▶ [STATED TASK] Do any lines in the data below contain "screenshot"? If so, copy every one of them.

Data excerpts:
━━━━━━━━━━

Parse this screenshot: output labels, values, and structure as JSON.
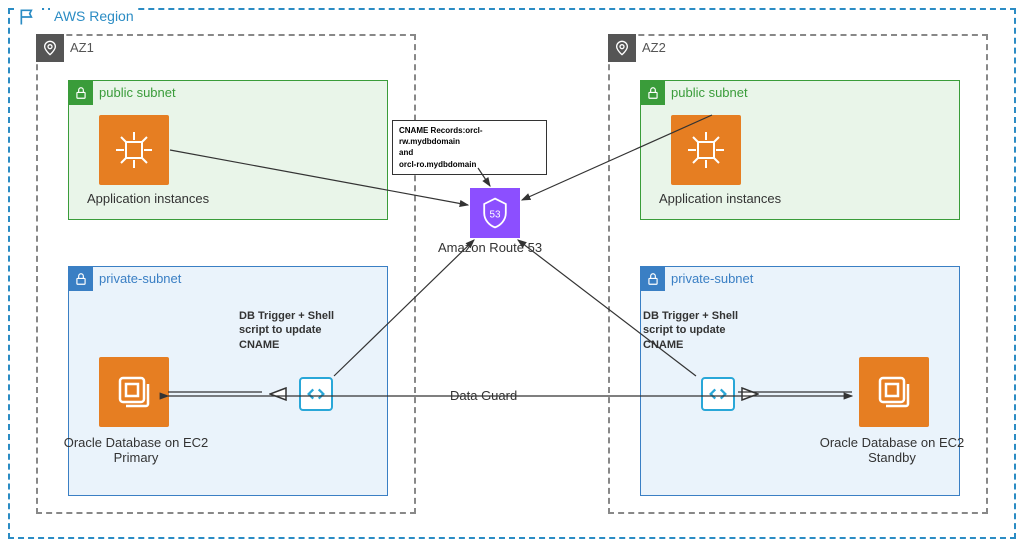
{
  "region": {
    "label": "AWS Region"
  },
  "az1": {
    "label": "AZ1"
  },
  "az2": {
    "label": "AZ2"
  },
  "public_subnet": {
    "label": "public subnet"
  },
  "private_subnet": {
    "label": "private-subnet"
  },
  "app": {
    "label": "Application instances"
  },
  "db1": {
    "label": "Oracle Database on EC2 Primary"
  },
  "db2": {
    "label": "Oracle Database on EC2 Standby"
  },
  "route53": {
    "label": "Amazon Route 53",
    "badge": "53"
  },
  "cname": {
    "line1": "CNAME Records:orcl-rw.mydbdomain",
    "line2": "and",
    "line3": "orcl-ro.mydbdomain"
  },
  "trigger": {
    "label": "DB Trigger + Shell script to update CNAME"
  },
  "dataguard": {
    "label": "Data Guard"
  }
}
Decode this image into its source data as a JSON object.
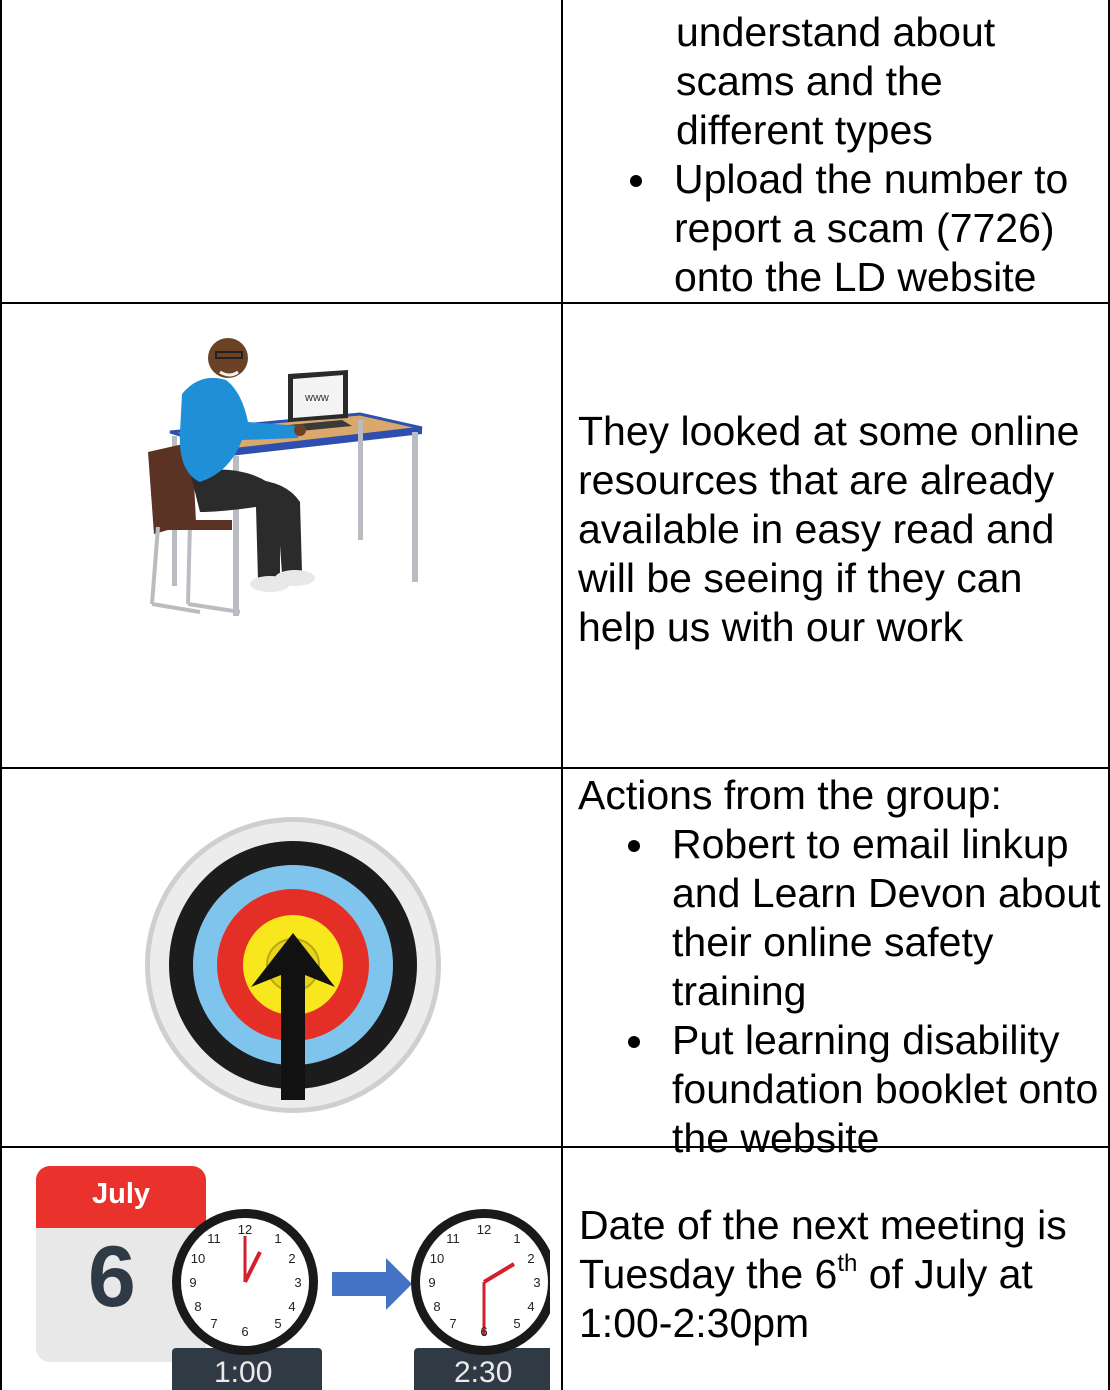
{
  "rows": [
    {
      "continued_text": [
        "understand about",
        "scams and the",
        "different types"
      ],
      "bullets": [
        "Upload the number to report a scam (7726) onto the LD website"
      ]
    },
    {
      "image": {
        "icon": "person-at-laptop-icon",
        "screen_text": "www"
      },
      "text": "They looked at some online resources that are already available in easy read and will be seeing if they can help us with our work"
    },
    {
      "image": {
        "icon": "target-with-arrow-icon"
      },
      "heading": "Actions from the group:",
      "bullets": [
        "Robert to email linkup and Learn Devon about their online safety training",
        "Put learning disability foundation booklet onto the website"
      ]
    },
    {
      "image": {
        "icon": "calendar-clocks-icon",
        "calendar_month": "July",
        "calendar_day": "6",
        "start_time": "1:00",
        "end_time": "2:30"
      },
      "text_before_sup": "Date of the next meeting is Tuesday the 6",
      "sup": "th",
      "text_after_sup": " of July at 1:00-2:30pm"
    }
  ],
  "colors": {
    "calendar_red": "#e8322b",
    "shirt_blue": "#1f8fd8",
    "target_blue": "#7fc4ec",
    "target_red": "#e42f26",
    "target_yellow": "#f8e71c",
    "arrow_blue": "#4472c4",
    "clock_display": "#2f3a45"
  }
}
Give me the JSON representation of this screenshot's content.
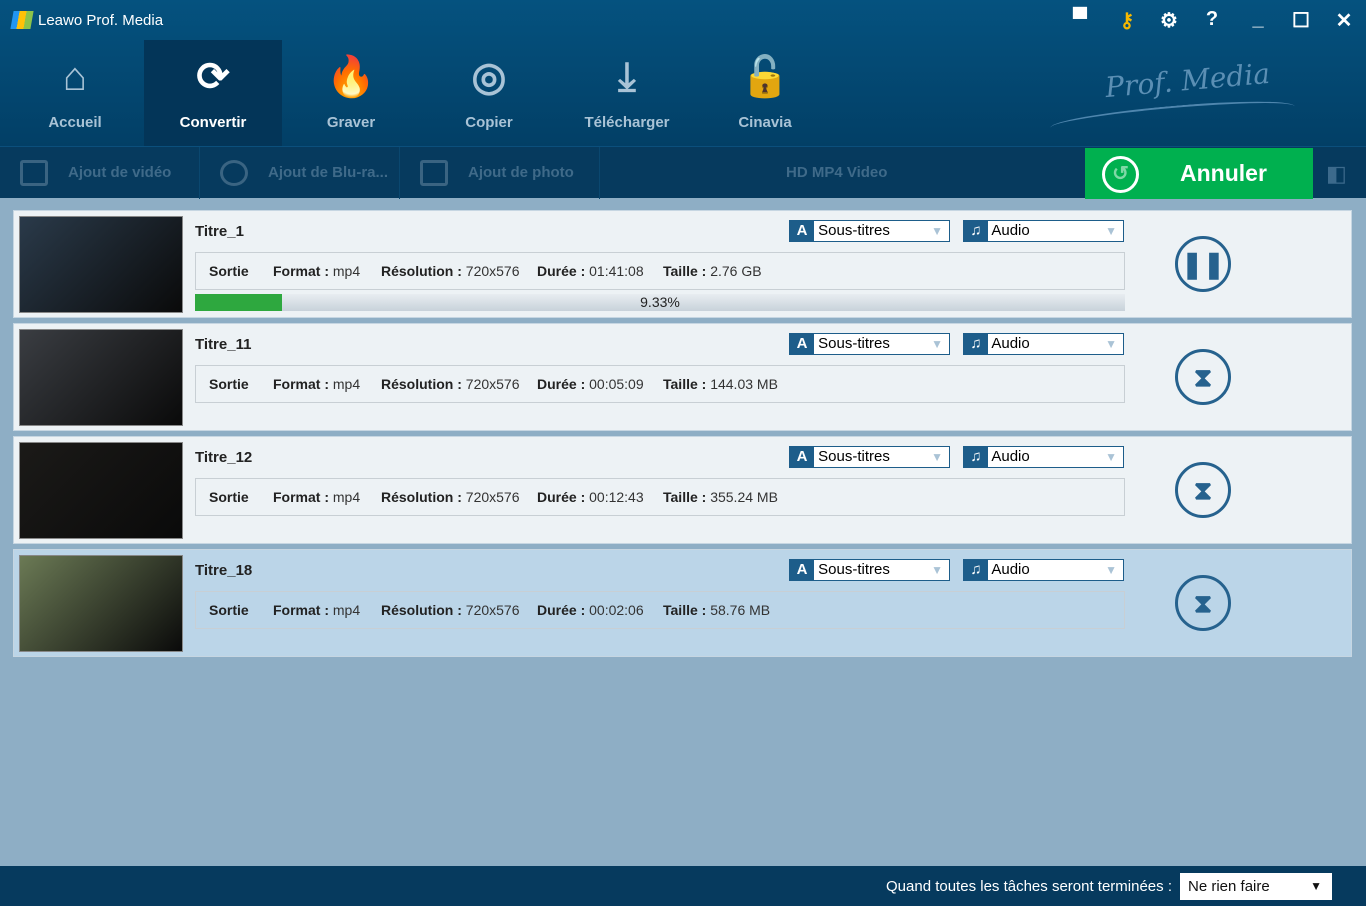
{
  "app": {
    "title": "Leawo Prof. Media",
    "brand": "Prof. Media"
  },
  "nav": [
    {
      "label": "Accueil",
      "icon": "⌂"
    },
    {
      "label": "Convertir",
      "icon": "⟳"
    },
    {
      "label": "Graver",
      "icon": "🔥"
    },
    {
      "label": "Copier",
      "icon": "◎"
    },
    {
      "label": "Télécharger",
      "icon": "⤓"
    },
    {
      "label": "Cinavia",
      "icon": "🔓"
    }
  ],
  "toolbar": {
    "add_video": "Ajout de vidéo",
    "add_bluray": "Ajout de Blu-ra...",
    "add_photo": "Ajout de photo",
    "profile": "HD MP4 Video",
    "cancel": "Annuler"
  },
  "labels": {
    "sortie": "Sortie",
    "format": "Format :",
    "resolution": "Résolution :",
    "duree": "Durée :",
    "taille": "Taille :",
    "subtitles": "Sous-titres",
    "audio": "Audio"
  },
  "rows": [
    {
      "title": "Titre_1",
      "format": "mp4",
      "resolution": "720x576",
      "duration": "01:41:08",
      "size": "2.76 GB",
      "progress": 9.33,
      "progress_label": "9.33%",
      "status": "pause",
      "thumb": "#2a3a4a"
    },
    {
      "title": "Titre_11",
      "format": "mp4",
      "resolution": "720x576",
      "duration": "00:05:09",
      "size": "144.03 MB",
      "status": "waiting",
      "thumb": "#3a3d42"
    },
    {
      "title": "Titre_12",
      "format": "mp4",
      "resolution": "720x576",
      "duration": "00:12:43",
      "size": "355.24 MB",
      "status": "waiting",
      "thumb": "#1b1a18"
    },
    {
      "title": "Titre_18",
      "format": "mp4",
      "resolution": "720x576",
      "duration": "00:02:06",
      "size": "58.76 MB",
      "status": "waiting",
      "thumb": "#6b7a55"
    }
  ],
  "footer": {
    "label": "Quand toutes les tâches seront terminées :",
    "select": "Ne rien faire"
  }
}
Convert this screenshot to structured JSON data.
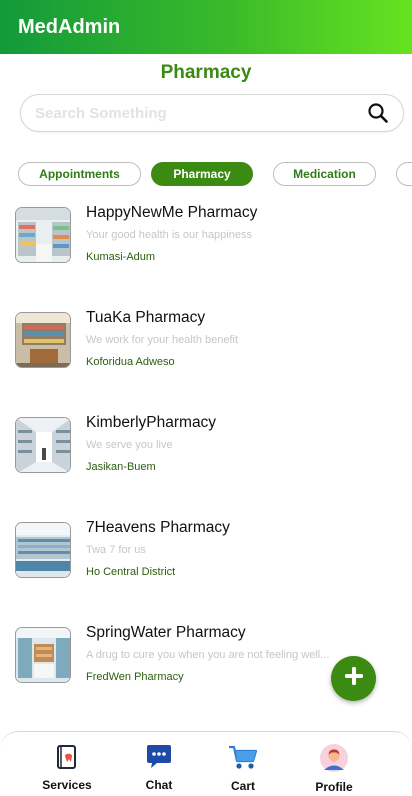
{
  "app": {
    "title": "MedAdmin",
    "accent": "#3b8a12"
  },
  "page": {
    "title": "Pharmacy"
  },
  "search": {
    "placeholder": "Search Something",
    "value": ""
  },
  "tabs": [
    {
      "label": "Appointments",
      "active": false
    },
    {
      "label": "Pharmacy",
      "active": true
    },
    {
      "label": "Medication",
      "active": false
    },
    {
      "label": "",
      "active": false
    }
  ],
  "pharmacies": [
    {
      "name": "HappyNewMe Pharmacy",
      "tagline": "Your good health is our happiness",
      "location": "Kumasi-Adum"
    },
    {
      "name": "TuaKa Pharmacy",
      "tagline": "We work for your health benefit",
      "location": "Koforidua Adweso"
    },
    {
      "name": "KimberlyPharmacy",
      "tagline": "We serve you live",
      "location": "Jasikan-Buem"
    },
    {
      "name": "7Heavens Pharmacy",
      "tagline": "Twa 7 for us",
      "location": "Ho Central District"
    },
    {
      "name": "SpringWater Pharmacy",
      "tagline": "A drug to cure you when you are not feeling well...",
      "location": "FredWen Pharmacy"
    }
  ],
  "fab": {
    "icon": "plus-icon"
  },
  "nav": [
    {
      "label": "Services",
      "icon": "medical-book-icon"
    },
    {
      "label": "Chat",
      "icon": "chat-icon"
    },
    {
      "label": "Cart",
      "icon": "cart-icon"
    },
    {
      "label": "Profile",
      "icon": "avatar-icon"
    }
  ]
}
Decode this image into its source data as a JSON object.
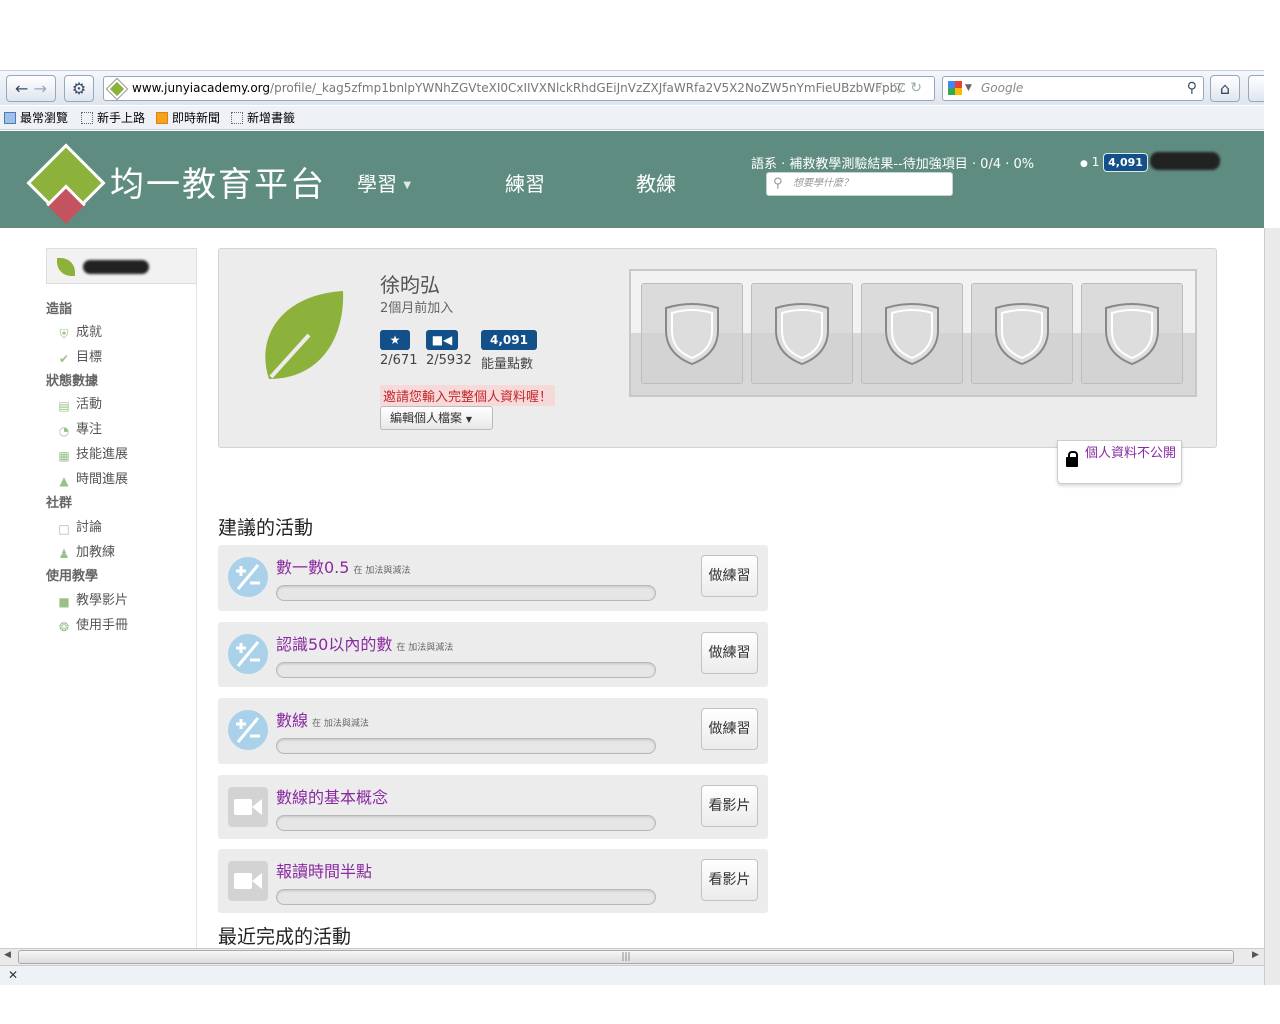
{
  "browser": {
    "url_domain": "www.junyiacademy.org",
    "url_path": "/profile/_kag5zfmp1bnlpYWNhZGVteXI0CxIIVXNlckRhdGEiJnVzZXJfaWRfa2V5X2NoZW5nYmFieUBzbWFpbC",
    "search_placeholder": "Google",
    "bookmarks": [
      "最常瀏覽",
      "新手上路",
      "即時新聞",
      "新增書籤"
    ]
  },
  "header": {
    "brand": "均一教育平台",
    "nav": [
      "學習",
      "練習",
      "教練"
    ],
    "breadcrumb": "語系 · 補救教學測驗結果--待加強項目 · 0/4 · 0%",
    "search_placeholder": "想要學什麼？",
    "streak": "1",
    "points": "4,091"
  },
  "sidebar": {
    "sections": [
      {
        "title": "造詣",
        "items": [
          "成就",
          "目標"
        ]
      },
      {
        "title": "狀態數據",
        "items": [
          "活動",
          "專注",
          "技能進展",
          "時間進展"
        ]
      },
      {
        "title": "社群",
        "items": [
          "討論",
          "加教練"
        ]
      },
      {
        "title": "使用教學",
        "items": [
          "教學影片",
          "使用手冊"
        ]
      }
    ]
  },
  "profile": {
    "name": "徐昀弘",
    "joined": "2個月前加入",
    "points_badge": "4,091",
    "exercises": "2/671",
    "videos": "2/5932",
    "points_label": "能量點數",
    "warning": "邀請您輸入完整個人資料喔！",
    "edit_label": "編輯個人檔案",
    "privacy": "個人資料不公開"
  },
  "suggested": {
    "title": "建議的活動",
    "items": [
      {
        "title": "數一數0.5",
        "in": "在 加法與減法",
        "button": "做練習",
        "type": "exercise"
      },
      {
        "title": "認識50以內的數",
        "in": "在 加法與減法",
        "button": "做練習",
        "type": "exercise"
      },
      {
        "title": "數線",
        "in": "在 加法與減法",
        "button": "做練習",
        "type": "exercise"
      },
      {
        "title": "數線的基本概念",
        "in": "",
        "button": "看影片",
        "type": "video"
      },
      {
        "title": "報讀時間半點",
        "in": "",
        "button": "看影片",
        "type": "video"
      }
    ]
  },
  "recent": {
    "title": "最近完成的活動"
  },
  "colors": {
    "header_bg": "#5f8c80",
    "accent_purple": "#8a2aa0",
    "badge_blue": "#13508a",
    "leaf_green": "#8db23b"
  }
}
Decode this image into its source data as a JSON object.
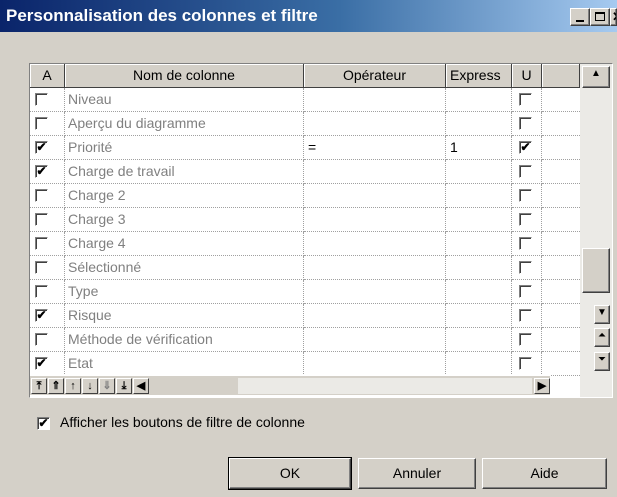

━━━━━━━━━━

▶ [RIGHT ANSWER]
Parse this screenshot: output labels, values, and structure as JSON.
Give me the JSON representation of this screenshot's content.
Convert this screenshot to structured JSON data.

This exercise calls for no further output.